Extracted records:
(begin)

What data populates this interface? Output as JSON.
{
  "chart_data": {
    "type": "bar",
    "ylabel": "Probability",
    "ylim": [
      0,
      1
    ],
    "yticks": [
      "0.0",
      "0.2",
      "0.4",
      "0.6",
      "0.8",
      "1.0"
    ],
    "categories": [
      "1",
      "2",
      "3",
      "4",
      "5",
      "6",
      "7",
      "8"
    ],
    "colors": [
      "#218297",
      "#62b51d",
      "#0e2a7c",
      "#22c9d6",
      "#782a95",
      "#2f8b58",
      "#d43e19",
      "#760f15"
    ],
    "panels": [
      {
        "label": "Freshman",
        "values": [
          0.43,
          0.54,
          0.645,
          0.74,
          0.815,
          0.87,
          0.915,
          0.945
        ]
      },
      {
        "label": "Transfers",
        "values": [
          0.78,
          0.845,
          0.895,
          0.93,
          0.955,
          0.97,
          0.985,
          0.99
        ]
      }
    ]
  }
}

(end)
(begin)

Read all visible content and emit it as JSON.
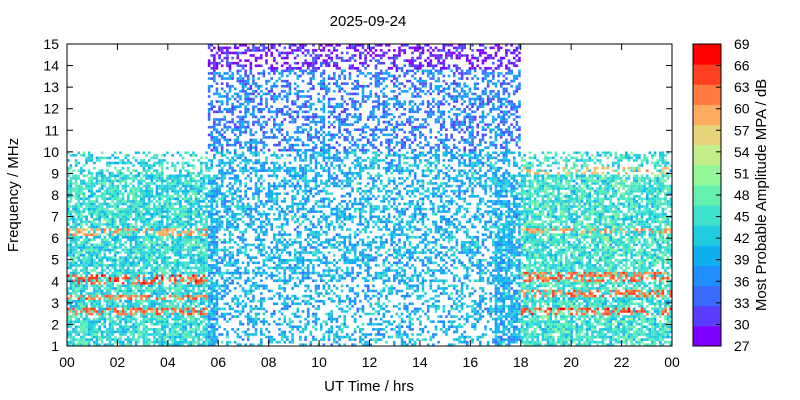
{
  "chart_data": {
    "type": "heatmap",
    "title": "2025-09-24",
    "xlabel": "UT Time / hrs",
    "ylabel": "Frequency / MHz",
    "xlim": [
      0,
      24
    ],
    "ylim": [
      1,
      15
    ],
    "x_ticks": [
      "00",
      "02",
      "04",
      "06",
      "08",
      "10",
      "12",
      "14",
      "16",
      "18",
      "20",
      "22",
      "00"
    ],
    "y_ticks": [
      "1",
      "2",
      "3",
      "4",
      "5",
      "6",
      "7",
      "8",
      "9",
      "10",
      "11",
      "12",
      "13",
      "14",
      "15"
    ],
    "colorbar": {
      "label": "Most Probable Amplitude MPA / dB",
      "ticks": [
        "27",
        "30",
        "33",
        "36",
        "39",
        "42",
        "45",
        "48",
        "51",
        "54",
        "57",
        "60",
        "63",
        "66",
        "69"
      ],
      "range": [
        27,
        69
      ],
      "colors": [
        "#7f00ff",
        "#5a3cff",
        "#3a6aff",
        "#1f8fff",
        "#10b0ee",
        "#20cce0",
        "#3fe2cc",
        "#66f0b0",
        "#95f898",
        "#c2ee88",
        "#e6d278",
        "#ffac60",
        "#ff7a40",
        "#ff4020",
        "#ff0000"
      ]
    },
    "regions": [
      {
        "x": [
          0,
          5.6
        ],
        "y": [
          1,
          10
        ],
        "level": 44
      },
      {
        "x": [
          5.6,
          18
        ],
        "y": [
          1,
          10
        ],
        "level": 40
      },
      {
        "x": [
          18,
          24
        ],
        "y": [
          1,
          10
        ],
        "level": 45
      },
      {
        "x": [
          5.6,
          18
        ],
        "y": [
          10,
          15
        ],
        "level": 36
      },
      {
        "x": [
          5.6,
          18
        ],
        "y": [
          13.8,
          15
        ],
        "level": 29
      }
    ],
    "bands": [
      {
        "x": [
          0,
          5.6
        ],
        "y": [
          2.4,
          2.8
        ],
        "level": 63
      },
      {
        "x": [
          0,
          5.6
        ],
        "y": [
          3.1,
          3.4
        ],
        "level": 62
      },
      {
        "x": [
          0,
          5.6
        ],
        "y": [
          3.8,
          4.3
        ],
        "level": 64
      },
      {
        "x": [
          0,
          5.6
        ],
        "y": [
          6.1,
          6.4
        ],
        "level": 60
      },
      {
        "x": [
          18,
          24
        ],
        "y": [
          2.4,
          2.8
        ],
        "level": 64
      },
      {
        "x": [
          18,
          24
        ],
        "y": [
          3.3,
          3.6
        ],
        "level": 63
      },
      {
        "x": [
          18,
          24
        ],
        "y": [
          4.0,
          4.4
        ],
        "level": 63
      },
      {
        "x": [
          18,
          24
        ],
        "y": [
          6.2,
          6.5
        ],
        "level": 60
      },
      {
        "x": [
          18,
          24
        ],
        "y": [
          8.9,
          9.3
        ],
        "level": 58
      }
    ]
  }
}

(end)

◆ WHAT YOU SHOULD DO ◆
Pick out each line that holds the string "ylabel".

◆ THE OUTPUT ◆
    "ylabel": "Probability",
    "ylabel": "Frequency / MHz",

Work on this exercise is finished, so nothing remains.